A little update to this topic. I have finally set up the 20 gallon long aquarium that I derimmed in the original tutorial, As awesome as rimless tanks look, there are some draw back to not having a top rim. The biggest draw back is not being able to have a lid. I found that water was evaporating very quickly and I had to keep topping it off. I am a very lazy aquarist and I hated doing this every couple days. Not to mention the tank is in my office, and I would rather keep the humidity down in my office ( where my computer is ) if I could. Lids also prevent fish from jumping out, insulate the tank better so you dont have to run the heater as often, keep things from accidently falling into the tank and cut down on water noise from the filter. There are lots of benefits and very little disadvantageous to having a lid.

So I thought long and hard about how I could put a lid on this thing. I came up with a solution and I would like to share that with you.

▸ **Supplied information**

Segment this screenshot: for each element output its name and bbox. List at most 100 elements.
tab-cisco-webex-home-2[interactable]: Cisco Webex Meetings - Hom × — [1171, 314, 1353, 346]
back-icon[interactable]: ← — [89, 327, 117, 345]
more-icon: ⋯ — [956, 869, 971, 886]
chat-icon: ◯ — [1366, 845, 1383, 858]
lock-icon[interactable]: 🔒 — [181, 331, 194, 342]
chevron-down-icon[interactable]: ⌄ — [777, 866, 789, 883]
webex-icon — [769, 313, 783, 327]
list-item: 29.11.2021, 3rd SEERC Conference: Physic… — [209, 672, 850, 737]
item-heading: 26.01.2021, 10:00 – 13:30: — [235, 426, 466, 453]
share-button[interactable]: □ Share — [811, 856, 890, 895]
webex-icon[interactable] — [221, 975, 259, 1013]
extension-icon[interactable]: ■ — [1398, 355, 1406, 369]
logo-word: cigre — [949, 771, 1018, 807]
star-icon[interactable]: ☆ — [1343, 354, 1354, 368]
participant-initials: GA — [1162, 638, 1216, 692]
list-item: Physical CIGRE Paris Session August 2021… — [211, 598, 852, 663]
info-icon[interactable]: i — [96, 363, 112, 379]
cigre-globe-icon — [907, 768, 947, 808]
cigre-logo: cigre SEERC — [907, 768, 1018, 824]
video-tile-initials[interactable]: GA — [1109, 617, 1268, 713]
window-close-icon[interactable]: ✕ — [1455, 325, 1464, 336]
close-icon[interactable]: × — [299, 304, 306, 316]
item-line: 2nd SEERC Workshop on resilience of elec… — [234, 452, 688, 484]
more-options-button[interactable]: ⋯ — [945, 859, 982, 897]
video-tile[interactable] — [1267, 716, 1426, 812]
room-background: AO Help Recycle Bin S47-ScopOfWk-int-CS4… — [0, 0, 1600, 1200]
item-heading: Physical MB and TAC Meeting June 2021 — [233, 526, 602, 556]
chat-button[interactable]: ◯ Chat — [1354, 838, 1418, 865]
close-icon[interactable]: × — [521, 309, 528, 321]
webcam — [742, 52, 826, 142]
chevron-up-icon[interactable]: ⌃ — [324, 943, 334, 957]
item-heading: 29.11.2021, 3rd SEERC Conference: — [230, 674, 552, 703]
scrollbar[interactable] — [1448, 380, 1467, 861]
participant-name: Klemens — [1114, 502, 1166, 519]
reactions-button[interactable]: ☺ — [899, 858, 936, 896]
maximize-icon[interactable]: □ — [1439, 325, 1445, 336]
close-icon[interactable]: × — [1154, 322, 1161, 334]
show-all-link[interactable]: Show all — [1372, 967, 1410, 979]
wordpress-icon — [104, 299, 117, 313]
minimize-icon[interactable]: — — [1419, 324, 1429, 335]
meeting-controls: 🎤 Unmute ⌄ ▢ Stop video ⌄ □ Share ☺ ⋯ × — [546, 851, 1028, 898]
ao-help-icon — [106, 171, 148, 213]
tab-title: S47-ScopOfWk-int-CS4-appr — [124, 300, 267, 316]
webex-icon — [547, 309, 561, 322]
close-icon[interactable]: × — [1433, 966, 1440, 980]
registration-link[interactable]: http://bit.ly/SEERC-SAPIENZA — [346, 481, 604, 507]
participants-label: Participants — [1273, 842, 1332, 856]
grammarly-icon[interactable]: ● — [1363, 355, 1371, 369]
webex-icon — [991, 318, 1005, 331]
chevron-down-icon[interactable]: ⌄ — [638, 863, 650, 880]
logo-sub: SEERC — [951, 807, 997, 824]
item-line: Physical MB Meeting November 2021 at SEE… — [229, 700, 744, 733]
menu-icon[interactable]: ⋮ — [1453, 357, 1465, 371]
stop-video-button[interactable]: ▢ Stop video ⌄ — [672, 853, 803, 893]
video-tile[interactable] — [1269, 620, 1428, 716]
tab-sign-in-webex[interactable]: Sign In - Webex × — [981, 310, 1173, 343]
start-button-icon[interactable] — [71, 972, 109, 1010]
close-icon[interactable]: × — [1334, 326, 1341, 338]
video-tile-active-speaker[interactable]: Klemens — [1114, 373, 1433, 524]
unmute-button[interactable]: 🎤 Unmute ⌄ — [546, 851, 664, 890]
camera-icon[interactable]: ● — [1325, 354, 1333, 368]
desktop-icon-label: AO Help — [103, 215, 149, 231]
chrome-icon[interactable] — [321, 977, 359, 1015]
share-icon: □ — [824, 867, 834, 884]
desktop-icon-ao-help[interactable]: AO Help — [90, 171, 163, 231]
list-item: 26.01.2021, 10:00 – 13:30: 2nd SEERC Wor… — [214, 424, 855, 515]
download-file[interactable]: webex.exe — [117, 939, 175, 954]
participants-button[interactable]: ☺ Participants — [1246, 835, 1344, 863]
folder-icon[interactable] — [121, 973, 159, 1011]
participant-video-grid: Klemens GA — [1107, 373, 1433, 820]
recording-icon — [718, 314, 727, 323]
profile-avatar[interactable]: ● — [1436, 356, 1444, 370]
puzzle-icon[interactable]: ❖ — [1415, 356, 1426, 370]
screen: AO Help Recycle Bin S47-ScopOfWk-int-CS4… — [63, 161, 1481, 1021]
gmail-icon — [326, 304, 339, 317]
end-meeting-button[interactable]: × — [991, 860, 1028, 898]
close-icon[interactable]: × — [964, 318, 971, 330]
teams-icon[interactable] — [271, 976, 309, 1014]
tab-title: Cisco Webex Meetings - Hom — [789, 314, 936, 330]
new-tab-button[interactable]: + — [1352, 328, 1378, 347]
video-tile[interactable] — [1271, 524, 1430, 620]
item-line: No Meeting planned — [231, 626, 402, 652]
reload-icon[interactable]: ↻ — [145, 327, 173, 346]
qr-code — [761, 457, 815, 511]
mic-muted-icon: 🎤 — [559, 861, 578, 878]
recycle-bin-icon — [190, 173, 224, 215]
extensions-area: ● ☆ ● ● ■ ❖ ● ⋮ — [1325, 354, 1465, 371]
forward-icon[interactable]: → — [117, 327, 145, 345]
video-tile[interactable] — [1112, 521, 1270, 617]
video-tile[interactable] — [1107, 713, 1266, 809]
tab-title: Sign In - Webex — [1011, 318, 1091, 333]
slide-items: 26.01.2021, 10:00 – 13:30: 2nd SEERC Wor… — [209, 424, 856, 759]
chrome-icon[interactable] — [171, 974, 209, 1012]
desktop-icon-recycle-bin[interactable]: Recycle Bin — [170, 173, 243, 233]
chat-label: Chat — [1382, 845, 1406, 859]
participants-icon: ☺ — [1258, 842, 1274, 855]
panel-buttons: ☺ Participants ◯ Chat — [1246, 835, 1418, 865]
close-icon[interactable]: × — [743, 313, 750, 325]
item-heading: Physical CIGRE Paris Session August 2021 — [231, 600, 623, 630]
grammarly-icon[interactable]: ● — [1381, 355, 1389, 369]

▸ **What to do**
**1.** What does the aquarium update name as the biggest drawback of a rimless tank?
**2.** List every benefit of lids given in the aquarium update's sentence that begins "Lids also prevent."
The material is separate from the aquarium update.

▸ **Worked solutions**
**1.** Not being able to have a lid.

**2.**
- Preventing fish from jumping out
- Insulating the tank better so the heater doesn't have to run as often
- Keeping things from accidentally falling into the tank
- Cutting down on water noise from the filter